___ Material ___

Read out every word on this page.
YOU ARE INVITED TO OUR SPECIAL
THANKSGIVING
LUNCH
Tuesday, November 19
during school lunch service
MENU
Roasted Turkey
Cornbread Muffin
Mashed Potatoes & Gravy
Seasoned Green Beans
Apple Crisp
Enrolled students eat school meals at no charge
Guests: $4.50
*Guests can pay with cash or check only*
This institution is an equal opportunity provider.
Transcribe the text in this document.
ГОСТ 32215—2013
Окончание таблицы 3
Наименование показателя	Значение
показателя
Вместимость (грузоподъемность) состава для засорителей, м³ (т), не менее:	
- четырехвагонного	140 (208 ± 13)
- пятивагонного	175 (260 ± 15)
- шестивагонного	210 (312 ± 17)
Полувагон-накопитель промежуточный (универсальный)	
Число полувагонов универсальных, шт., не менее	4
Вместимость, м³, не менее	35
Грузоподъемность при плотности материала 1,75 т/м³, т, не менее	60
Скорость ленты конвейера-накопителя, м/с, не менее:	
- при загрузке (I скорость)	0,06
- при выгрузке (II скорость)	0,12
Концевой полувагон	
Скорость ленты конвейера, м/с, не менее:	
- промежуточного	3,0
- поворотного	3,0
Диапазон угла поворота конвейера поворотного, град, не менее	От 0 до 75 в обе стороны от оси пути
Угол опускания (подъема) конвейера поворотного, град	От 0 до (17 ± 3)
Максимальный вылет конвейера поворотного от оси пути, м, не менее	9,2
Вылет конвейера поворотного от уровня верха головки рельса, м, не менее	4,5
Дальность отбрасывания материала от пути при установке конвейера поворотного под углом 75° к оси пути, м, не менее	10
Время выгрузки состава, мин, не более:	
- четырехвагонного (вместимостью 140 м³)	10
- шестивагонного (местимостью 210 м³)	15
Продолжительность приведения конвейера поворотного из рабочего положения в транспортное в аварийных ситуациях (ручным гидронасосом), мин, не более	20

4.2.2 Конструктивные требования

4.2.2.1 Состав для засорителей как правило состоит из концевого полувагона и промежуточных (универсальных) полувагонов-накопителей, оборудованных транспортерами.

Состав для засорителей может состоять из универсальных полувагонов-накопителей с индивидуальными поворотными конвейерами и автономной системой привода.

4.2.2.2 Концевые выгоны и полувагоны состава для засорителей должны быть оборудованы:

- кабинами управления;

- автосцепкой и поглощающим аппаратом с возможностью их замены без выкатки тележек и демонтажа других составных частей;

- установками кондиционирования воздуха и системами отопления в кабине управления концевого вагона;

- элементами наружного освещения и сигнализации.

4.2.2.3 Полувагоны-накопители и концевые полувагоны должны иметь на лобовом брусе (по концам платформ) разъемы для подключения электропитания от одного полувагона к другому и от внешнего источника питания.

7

___

_Given request_
How many lines in the listing above contain the string "засорителей"? Answer with the number only.

_Full solution_
4